Direction: Every record that follows must be duplicated exactly, with images left out.

[BEGIN]

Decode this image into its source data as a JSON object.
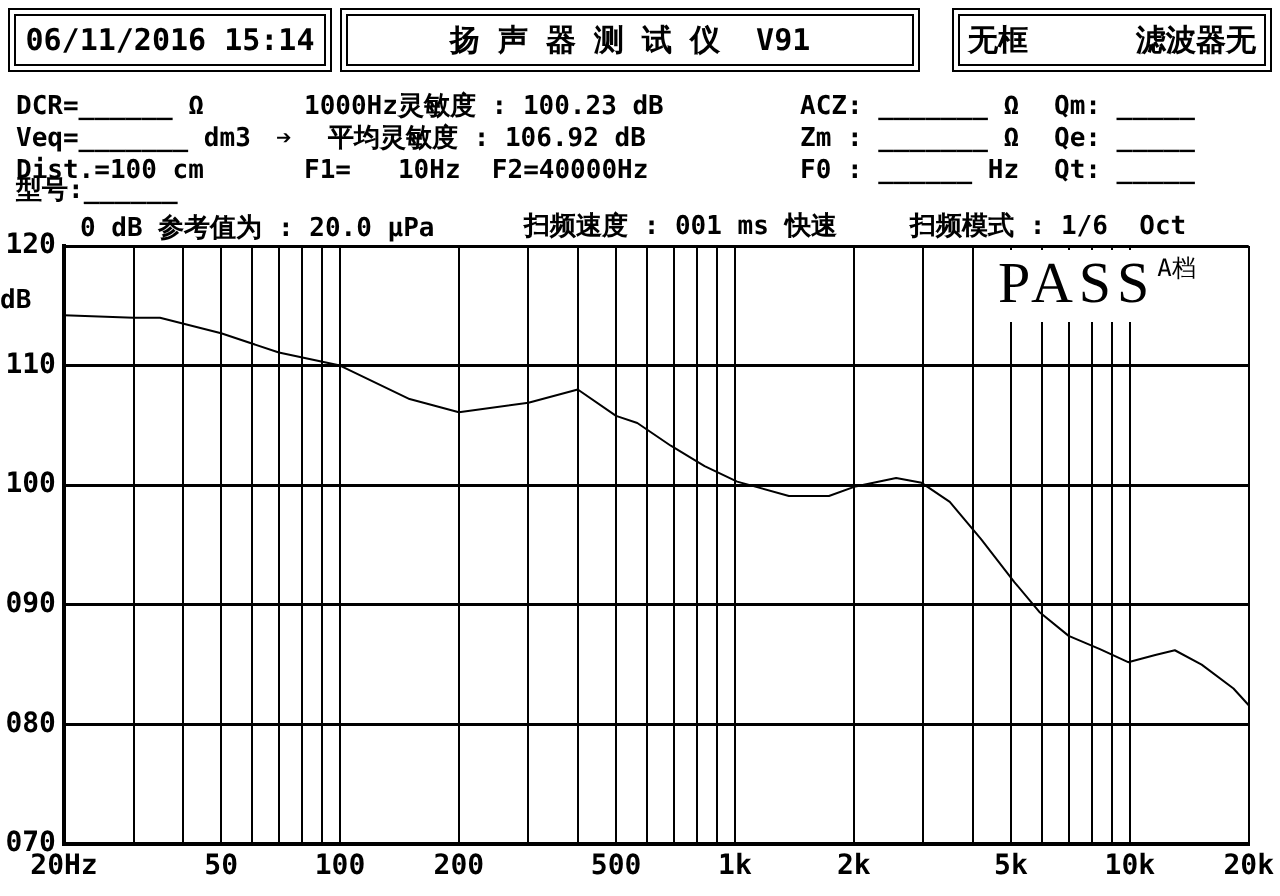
{
  "chart_data": {
    "type": "line",
    "ylabel": "dB",
    "log": "x",
    "grid": true,
    "marker": "none",
    "x": [
      20,
      30,
      35,
      50,
      70,
      100,
      150,
      200,
      300,
      400,
      500,
      566,
      688,
      838,
      1013,
      1370,
      1730,
      2020,
      2560,
      2970,
      3500,
      4200,
      5100,
      5900,
      7000,
      8400,
      9900,
      11600,
      13000,
      15200,
      18300,
      20000
    ],
    "series": [
      {
        "color": "#000000",
        "values": [
          114.2,
          114.0,
          114.0,
          112.7,
          111.1,
          110.0,
          107.2,
          106.1,
          106.9,
          108.0,
          105.8,
          105.2,
          103.3,
          101.6,
          100.3,
          99.1,
          99.1,
          99.9,
          100.6,
          100.2,
          98.6,
          95.5,
          91.9,
          89.4,
          87.4,
          86.3,
          85.2,
          85.8,
          86.2,
          85.0,
          83.0,
          81.6
        ]
      }
    ],
    "xlim": [
      20,
      20000
    ],
    "xticks": [
      {
        "value": 20,
        "label": "20Hz"
      },
      {
        "value": 30,
        "label": null
      },
      {
        "value": 40,
        "label": null
      },
      50,
      {
        "value": 60,
        "label": null
      },
      {
        "value": 70,
        "label": null
      },
      {
        "value": 80,
        "label": null
      },
      {
        "value": 90,
        "label": null
      },
      100,
      200,
      {
        "value": 300,
        "label": null
      },
      {
        "value": 400,
        "label": null
      },
      500,
      {
        "value": 600,
        "label": null
      },
      {
        "value": 700,
        "label": null
      },
      {
        "value": 800,
        "label": null
      },
      {
        "value": 900,
        "label": null
      },
      {
        "value": 1000,
        "label": "1k"
      },
      {
        "value": 2000,
        "label": "2k"
      },
      {
        "value": 3000,
        "label": null
      },
      {
        "value": 4000,
        "label": null
      },
      {
        "value": 5000,
        "label": "5k"
      },
      {
        "value": 6000,
        "label": null
      },
      {
        "value": 7000,
        "label": null
      },
      {
        "value": 8000,
        "label": null
      },
      {
        "value": 9000,
        "label": null
      },
      {
        "value": 10000,
        "label": "10k"
      },
      {
        "value": 20000,
        "label": "20k"
      }
    ],
    "ylim": [
      70,
      120
    ],
    "yticks": [
      {
        "value": 70,
        "label": "070"
      },
      {
        "value": 80,
        "label": "080"
      },
      {
        "value": 90,
        "label": "090"
      },
      100,
      110,
      120
    ],
    "annotations": [
      "06/11/2016 15:14",
      "扬 声 器 测 试 仪  V91",
      "无框",
      "滤波器无",
      "DCR=______ Ω",
      "1000Hz灵敏度 : 100.23 dB",
      "ACZ: _______ Ω",
      "Qm: _____",
      "Veq=_______ dm3",
      "➔",
      "平均灵敏度 : 106.92 dB",
      "Zm : _______ Ω",
      "Qe: _____",
      "Dist.=100 cm",
      "F1=   10Hz  F2=40000Hz",
      "F0 : ______ Hz",
      "Qt: _____",
      "型号:______",
      "0 dB 参考值为 : 20.0 μPa",
      "扫频速度 : 001 ms 快速",
      "扫频模式 : 1/6  Oct",
      "PASS",
      "A档"
    ]
  }
}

[END]

Correct response:
Decode this image into its source data as a JSON object.
{
  "chart_data": {
    "type": "line",
    "ylabel": "dB",
    "log": "x",
    "grid": true,
    "marker": "none",
    "x": [
      20,
      30,
      35,
      50,
      70,
      100,
      150,
      200,
      300,
      400,
      500,
      566,
      688,
      838,
      1013,
      1370,
      1730,
      2020,
      2560,
      2970,
      3500,
      4200,
      5100,
      5900,
      7000,
      8400,
      9900,
      11600,
      13000,
      15200,
      18300,
      20000
    ],
    "series": [
      {
        "color": "#000000",
        "values": [
          114.2,
          114.0,
          114.0,
          112.7,
          111.1,
          110.0,
          107.2,
          106.1,
          106.9,
          108.0,
          105.8,
          105.2,
          103.3,
          101.6,
          100.3,
          99.1,
          99.1,
          99.9,
          100.6,
          100.2,
          98.6,
          95.5,
          91.9,
          89.4,
          87.4,
          86.3,
          85.2,
          85.8,
          86.2,
          85.0,
          83.0,
          81.6
        ]
      }
    ],
    "xlim": [
      20,
      20000
    ],
    "xticks": [
      {
        "value": 20,
        "label": "20Hz"
      },
      {
        "value": 30,
        "label": null
      },
      {
        "value": 40,
        "label": null
      },
      50,
      {
        "value": 60,
        "label": null
      },
      {
        "value": 70,
        "label": null
      },
      {
        "value": 80,
        "label": null
      },
      {
        "value": 90,
        "label": null
      },
      100,
      200,
      {
        "value": 300,
        "label": null
      },
      {
        "value": 400,
        "label": null
      },
      500,
      {
        "value": 600,
        "label": null
      },
      {
        "value": 700,
        "label": null
      },
      {
        "value": 800,
        "label": null
      },
      {
        "value": 900,
        "label": null
      },
      {
        "value": 1000,
        "label": "1k"
      },
      {
        "value": 2000,
        "label": "2k"
      },
      {
        "value": 3000,
        "label": null
      },
      {
        "value": 4000,
        "label": null
      },
      {
        "value": 5000,
        "label": "5k"
      },
      {
        "value": 6000,
        "label": null
      },
      {
        "value": 7000,
        "label": null
      },
      {
        "value": 8000,
        "label": null
      },
      {
        "value": 9000,
        "label": null
      },
      {
        "value": 10000,
        "label": "10k"
      },
      {
        "value": 20000,
        "label": "20k"
      }
    ],
    "ylim": [
      70,
      120
    ],
    "yticks": [
      {
        "value": 70,
        "label": "070"
      },
      {
        "value": 80,
        "label": "080"
      },
      {
        "value": 90,
        "label": "090"
      },
      100,
      110,
      120
    ],
    "annotations": [
      "06/11/2016 15:14",
      "扬 声 器 测 试 仪  V91",
      "无框",
      "滤波器无",
      "DCR=______ Ω",
      "1000Hz灵敏度 : 100.23 dB",
      "ACZ: _______ Ω",
      "Qm: _____",
      "Veq=_______ dm3",
      "➔",
      "平均灵敏度 : 106.92 dB",
      "Zm : _______ Ω",
      "Qe: _____",
      "Dist.=100 cm",
      "F1=   10Hz  F2=40000Hz",
      "F0 : ______ Hz",
      "Qt: _____",
      "型号:______",
      "0 dB 参考值为 : 20.0 μPa",
      "扫频速度 : 001 ms 快速",
      "扫频模式 : 1/6  Oct",
      "PASS",
      "A档"
    ]
  }
}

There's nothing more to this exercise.